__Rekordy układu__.
——

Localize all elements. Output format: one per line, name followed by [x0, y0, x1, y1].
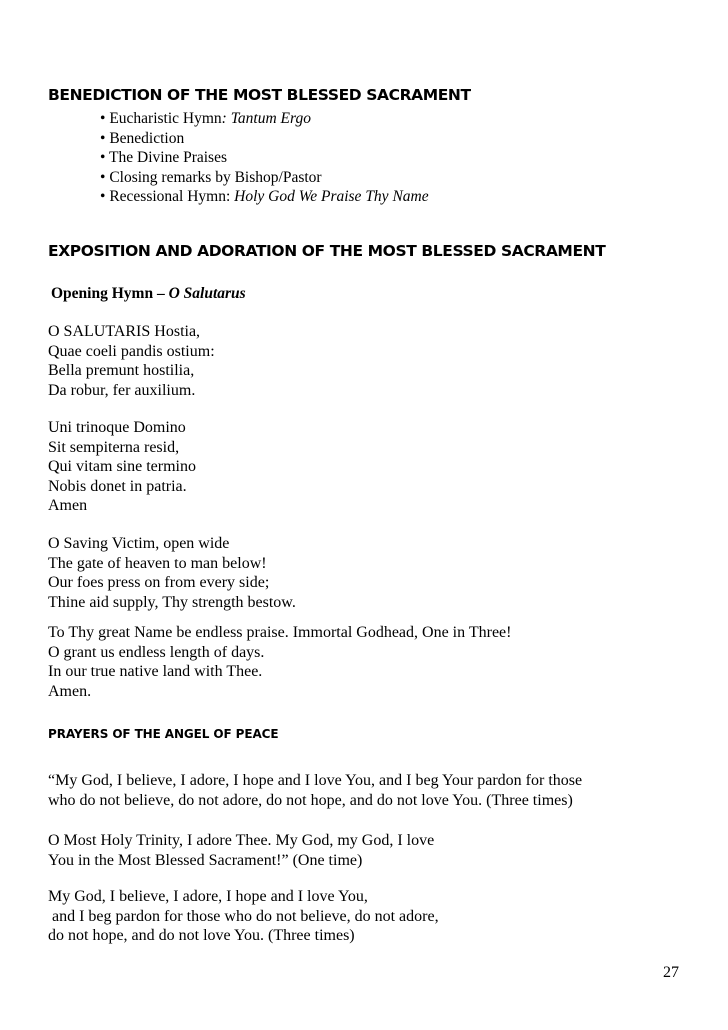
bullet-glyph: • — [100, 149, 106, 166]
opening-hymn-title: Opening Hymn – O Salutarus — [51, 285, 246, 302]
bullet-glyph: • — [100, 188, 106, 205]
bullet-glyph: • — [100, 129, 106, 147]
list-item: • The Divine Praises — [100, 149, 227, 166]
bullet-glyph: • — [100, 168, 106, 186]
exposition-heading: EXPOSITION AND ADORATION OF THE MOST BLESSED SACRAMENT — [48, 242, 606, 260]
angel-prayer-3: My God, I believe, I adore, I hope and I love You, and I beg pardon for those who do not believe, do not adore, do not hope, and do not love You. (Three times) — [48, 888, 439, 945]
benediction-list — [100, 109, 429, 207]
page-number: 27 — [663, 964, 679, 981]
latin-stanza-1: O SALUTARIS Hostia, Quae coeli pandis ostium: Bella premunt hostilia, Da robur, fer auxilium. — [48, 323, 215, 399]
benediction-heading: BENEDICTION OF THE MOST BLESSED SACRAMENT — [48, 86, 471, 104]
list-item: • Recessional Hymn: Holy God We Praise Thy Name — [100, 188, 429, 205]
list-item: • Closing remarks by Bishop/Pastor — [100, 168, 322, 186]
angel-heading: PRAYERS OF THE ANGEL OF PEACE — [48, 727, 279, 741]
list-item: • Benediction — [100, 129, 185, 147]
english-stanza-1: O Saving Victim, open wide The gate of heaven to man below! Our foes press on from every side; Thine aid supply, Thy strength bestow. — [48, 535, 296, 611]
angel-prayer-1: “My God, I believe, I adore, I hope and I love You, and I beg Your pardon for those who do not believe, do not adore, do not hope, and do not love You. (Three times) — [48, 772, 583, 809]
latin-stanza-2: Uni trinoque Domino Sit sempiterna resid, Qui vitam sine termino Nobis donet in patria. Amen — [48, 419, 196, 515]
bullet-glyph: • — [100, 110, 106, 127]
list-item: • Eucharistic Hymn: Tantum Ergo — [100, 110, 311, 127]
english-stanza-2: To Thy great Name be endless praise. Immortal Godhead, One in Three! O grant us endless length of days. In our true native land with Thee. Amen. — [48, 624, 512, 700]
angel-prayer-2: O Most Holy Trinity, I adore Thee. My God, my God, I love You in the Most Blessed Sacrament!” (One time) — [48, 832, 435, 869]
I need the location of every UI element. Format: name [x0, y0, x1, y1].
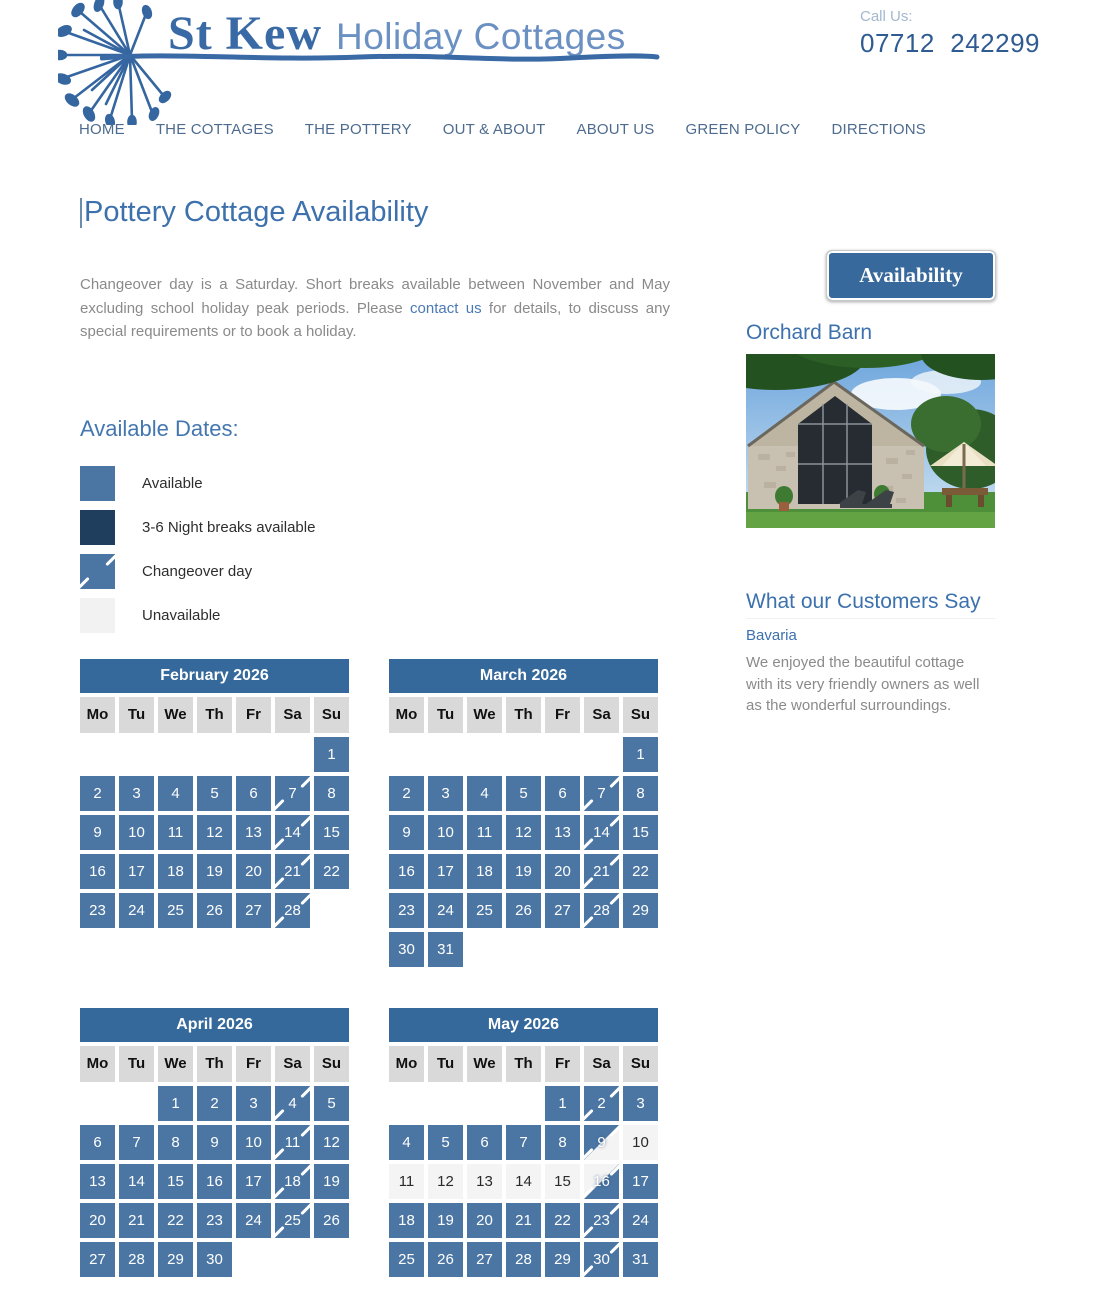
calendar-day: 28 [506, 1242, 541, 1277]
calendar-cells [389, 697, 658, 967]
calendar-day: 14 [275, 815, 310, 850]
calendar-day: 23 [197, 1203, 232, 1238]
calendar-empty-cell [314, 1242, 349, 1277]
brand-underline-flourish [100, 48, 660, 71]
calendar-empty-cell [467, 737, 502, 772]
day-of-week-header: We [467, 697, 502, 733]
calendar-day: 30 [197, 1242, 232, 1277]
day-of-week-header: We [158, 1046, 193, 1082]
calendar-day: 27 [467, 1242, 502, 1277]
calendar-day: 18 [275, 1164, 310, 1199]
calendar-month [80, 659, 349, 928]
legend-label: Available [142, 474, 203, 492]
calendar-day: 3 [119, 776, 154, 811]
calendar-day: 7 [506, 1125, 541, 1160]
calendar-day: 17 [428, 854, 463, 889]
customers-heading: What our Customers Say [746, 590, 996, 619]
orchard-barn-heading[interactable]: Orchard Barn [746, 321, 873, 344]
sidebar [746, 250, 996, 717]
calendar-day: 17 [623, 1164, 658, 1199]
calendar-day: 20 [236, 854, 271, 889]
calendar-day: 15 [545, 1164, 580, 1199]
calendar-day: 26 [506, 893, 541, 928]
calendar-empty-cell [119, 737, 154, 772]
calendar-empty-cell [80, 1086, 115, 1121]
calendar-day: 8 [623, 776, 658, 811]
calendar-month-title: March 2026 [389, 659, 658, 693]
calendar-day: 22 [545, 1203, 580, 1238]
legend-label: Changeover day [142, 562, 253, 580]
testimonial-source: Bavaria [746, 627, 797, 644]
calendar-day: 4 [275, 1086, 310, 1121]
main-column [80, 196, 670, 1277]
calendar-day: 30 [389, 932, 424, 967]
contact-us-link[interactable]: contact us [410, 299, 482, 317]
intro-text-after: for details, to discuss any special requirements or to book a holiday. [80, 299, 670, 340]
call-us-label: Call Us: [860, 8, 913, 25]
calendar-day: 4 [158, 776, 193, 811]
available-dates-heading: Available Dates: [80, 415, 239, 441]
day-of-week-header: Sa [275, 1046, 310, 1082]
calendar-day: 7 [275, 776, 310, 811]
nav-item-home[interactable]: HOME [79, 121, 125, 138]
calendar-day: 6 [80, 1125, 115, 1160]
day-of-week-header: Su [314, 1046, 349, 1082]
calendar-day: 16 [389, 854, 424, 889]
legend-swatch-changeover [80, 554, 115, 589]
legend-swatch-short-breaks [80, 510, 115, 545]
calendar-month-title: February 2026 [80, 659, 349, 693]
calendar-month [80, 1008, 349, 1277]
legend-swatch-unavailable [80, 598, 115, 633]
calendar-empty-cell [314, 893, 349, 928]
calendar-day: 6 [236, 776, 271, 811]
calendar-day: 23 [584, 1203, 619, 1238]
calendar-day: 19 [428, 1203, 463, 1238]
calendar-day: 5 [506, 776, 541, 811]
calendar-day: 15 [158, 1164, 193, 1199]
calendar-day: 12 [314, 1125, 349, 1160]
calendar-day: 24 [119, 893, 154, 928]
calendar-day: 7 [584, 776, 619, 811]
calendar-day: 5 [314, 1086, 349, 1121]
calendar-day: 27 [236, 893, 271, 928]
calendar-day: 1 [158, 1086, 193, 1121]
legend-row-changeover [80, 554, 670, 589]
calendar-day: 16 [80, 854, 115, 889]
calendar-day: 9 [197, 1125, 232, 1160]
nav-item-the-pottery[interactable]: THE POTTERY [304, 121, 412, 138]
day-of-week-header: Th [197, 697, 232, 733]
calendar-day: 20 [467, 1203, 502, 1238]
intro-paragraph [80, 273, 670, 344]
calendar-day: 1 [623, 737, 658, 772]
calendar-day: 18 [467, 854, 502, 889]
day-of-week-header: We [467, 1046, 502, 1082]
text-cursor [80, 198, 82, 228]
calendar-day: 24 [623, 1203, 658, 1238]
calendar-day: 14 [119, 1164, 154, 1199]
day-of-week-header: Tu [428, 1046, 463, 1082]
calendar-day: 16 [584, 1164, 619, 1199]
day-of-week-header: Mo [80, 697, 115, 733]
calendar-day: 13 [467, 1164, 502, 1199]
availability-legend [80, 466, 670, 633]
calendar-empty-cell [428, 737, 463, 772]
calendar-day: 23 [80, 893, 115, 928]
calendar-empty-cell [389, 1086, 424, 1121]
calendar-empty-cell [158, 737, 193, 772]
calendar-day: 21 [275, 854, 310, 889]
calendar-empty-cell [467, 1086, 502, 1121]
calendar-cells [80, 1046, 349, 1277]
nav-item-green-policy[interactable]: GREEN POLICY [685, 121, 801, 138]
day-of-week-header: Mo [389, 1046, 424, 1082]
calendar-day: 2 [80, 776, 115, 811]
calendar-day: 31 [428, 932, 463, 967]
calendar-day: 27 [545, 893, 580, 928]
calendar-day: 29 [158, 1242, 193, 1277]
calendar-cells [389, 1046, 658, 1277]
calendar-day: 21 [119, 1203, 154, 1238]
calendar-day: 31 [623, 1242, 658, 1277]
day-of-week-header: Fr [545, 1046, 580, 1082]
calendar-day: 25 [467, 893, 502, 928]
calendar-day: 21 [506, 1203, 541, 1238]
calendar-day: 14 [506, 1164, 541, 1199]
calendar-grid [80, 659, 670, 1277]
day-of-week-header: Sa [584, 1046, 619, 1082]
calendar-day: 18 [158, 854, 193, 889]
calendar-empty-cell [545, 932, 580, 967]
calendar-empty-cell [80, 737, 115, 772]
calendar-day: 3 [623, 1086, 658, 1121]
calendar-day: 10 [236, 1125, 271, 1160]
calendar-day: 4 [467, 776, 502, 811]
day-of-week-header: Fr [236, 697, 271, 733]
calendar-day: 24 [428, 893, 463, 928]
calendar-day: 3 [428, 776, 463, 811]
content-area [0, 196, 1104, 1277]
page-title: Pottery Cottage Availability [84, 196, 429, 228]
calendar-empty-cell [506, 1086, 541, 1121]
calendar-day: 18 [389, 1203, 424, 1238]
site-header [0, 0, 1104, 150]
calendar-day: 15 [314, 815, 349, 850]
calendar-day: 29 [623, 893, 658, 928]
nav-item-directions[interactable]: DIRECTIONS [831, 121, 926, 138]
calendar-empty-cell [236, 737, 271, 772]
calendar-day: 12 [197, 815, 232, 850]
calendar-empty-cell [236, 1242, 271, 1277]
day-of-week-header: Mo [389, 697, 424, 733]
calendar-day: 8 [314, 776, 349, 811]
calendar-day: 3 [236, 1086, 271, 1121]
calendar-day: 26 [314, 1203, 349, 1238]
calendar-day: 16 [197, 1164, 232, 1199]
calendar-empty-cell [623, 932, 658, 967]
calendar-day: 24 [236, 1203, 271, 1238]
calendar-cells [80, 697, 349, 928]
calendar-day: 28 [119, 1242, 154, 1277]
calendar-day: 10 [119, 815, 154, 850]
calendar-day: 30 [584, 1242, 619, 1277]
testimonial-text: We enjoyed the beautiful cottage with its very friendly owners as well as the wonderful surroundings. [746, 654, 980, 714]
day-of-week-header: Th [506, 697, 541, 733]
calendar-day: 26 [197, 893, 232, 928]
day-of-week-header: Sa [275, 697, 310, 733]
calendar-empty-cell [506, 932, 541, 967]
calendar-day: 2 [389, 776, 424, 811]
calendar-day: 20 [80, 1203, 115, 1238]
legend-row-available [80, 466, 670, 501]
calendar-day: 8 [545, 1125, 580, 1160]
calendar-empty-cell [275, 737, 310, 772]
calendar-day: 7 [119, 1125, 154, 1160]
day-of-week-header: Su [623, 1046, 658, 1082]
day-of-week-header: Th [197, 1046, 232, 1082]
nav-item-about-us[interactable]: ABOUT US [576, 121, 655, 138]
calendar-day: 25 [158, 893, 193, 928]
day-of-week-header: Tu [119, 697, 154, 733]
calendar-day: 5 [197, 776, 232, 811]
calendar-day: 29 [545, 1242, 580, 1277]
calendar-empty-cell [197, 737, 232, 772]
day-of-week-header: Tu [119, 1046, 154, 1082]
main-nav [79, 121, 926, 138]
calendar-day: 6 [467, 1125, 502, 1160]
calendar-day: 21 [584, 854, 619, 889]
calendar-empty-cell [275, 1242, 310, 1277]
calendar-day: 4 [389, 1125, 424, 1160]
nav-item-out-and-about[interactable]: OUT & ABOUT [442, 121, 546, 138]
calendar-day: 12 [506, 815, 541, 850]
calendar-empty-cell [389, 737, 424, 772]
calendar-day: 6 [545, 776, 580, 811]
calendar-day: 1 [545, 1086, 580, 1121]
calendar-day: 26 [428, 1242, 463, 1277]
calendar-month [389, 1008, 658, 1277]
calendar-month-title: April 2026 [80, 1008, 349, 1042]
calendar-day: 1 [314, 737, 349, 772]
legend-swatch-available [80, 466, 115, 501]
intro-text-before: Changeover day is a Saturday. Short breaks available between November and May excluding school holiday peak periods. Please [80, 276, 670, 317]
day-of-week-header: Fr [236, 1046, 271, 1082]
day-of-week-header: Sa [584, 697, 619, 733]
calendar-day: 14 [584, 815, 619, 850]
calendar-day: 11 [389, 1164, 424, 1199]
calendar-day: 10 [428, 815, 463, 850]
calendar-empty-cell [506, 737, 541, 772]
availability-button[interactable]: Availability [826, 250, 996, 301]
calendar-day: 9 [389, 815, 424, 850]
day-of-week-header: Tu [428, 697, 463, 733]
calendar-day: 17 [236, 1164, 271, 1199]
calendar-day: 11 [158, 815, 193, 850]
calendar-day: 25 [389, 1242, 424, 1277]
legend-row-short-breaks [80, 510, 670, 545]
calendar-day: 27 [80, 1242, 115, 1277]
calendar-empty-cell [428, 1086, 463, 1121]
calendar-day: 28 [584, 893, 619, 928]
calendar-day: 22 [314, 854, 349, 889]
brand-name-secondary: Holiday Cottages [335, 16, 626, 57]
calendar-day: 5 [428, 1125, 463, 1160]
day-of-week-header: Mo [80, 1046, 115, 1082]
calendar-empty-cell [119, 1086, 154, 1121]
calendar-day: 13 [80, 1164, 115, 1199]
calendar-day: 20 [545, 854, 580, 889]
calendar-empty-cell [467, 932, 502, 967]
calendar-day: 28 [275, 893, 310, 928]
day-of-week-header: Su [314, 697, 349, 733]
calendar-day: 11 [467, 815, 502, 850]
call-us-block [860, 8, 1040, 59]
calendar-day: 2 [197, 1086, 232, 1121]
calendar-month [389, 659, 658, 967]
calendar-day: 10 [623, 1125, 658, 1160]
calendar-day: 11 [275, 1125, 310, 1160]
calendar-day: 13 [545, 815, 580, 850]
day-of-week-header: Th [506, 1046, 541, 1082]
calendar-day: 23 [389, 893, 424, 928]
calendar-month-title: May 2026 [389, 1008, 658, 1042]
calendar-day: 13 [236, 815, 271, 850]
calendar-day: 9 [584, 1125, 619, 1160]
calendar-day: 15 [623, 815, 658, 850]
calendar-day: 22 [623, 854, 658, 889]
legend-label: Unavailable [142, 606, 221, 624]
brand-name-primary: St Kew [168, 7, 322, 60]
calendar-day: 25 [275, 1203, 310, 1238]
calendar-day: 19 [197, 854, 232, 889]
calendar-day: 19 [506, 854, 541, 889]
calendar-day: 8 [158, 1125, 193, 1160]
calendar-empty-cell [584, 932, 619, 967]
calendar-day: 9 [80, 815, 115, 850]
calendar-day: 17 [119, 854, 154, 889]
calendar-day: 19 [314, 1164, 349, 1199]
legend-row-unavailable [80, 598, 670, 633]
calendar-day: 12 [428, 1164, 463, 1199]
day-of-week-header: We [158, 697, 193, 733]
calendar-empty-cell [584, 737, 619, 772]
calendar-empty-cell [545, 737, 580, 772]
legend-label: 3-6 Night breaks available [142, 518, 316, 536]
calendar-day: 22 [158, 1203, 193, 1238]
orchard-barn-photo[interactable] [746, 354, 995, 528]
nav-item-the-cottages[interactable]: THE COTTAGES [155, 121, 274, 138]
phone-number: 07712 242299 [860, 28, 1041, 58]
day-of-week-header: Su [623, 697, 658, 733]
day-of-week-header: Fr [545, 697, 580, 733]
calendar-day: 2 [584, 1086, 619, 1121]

——

__Twoje zadanie__. Ułóż w listę numerowaną fragment materiału od wiersza zawierającego „bullet-glyph: • — [100, 149, 106, 166]” do wiersza zawierającego „exposition-heading: EXPOSITION AND”, uwzględniając oba te wiersze. Puste wiersze pomiń.

__Rozwiązanie pisemne__.
1. bullet-glyph: • — [100, 149, 106, 166]
2. opening-hymn-title: Opening Hymn – O Salutarus — [51, 285, 246, 302]
3. bullet-glyph: • — [100, 188, 106, 205]
4. bullet-glyph: • — [100, 129, 106, 147]
5. list-item: • The Divine Praises — [100, 149, 227, 166]
6. bullet-glyph: • — [100, 168, 106, 186]
7. exposition-heading: EXPOSITION AND ADORATION OF THE MOST BLESSED SACRAMENT — [48, 242, 606, 260]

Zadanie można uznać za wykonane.